**Work to complete**
From the listing below, extract every line in which the word "gridlines" appears.

## BEGIN

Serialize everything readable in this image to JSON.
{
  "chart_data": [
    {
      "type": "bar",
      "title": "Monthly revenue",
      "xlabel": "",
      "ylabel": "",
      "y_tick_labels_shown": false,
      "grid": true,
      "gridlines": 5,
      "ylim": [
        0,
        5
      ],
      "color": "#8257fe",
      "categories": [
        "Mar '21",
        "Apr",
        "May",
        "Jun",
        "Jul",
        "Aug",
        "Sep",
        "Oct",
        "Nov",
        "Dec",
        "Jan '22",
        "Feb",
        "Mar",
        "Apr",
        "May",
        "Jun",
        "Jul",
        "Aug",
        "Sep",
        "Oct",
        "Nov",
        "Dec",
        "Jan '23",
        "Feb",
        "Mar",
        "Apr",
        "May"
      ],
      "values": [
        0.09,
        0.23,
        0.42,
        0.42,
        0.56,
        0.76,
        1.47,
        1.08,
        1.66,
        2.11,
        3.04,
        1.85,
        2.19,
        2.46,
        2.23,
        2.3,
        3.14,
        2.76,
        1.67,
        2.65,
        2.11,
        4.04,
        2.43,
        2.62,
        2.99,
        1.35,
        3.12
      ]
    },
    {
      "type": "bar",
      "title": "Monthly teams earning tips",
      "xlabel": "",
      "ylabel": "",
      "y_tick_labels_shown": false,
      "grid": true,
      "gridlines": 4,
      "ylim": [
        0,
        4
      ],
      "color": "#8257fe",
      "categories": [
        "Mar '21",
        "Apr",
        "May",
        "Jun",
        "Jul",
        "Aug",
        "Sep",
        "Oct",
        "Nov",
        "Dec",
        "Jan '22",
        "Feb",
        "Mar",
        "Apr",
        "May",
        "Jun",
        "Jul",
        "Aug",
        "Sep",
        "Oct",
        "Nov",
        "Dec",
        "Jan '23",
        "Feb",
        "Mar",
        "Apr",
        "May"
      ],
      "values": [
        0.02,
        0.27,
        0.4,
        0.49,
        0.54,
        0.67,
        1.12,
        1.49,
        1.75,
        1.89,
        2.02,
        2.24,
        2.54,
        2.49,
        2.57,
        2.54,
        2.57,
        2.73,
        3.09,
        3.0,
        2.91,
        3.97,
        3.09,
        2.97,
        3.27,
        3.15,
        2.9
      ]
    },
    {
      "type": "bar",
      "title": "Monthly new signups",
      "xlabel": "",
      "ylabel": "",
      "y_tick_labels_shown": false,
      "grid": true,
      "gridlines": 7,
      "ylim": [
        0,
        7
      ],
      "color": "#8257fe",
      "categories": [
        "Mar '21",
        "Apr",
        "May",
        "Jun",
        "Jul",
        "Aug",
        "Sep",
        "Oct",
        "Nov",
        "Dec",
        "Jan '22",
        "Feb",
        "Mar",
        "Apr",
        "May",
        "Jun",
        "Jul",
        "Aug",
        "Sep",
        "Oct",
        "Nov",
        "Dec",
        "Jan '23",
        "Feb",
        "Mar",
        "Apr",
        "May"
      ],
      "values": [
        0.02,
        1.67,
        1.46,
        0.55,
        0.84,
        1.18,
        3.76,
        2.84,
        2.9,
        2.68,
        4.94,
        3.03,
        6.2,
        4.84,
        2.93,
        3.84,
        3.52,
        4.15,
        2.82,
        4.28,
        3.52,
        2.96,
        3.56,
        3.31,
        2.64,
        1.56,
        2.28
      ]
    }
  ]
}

## END

**Result below**
      "gridlines": 5,
      "gridlines": 4,
      "gridlines": 7,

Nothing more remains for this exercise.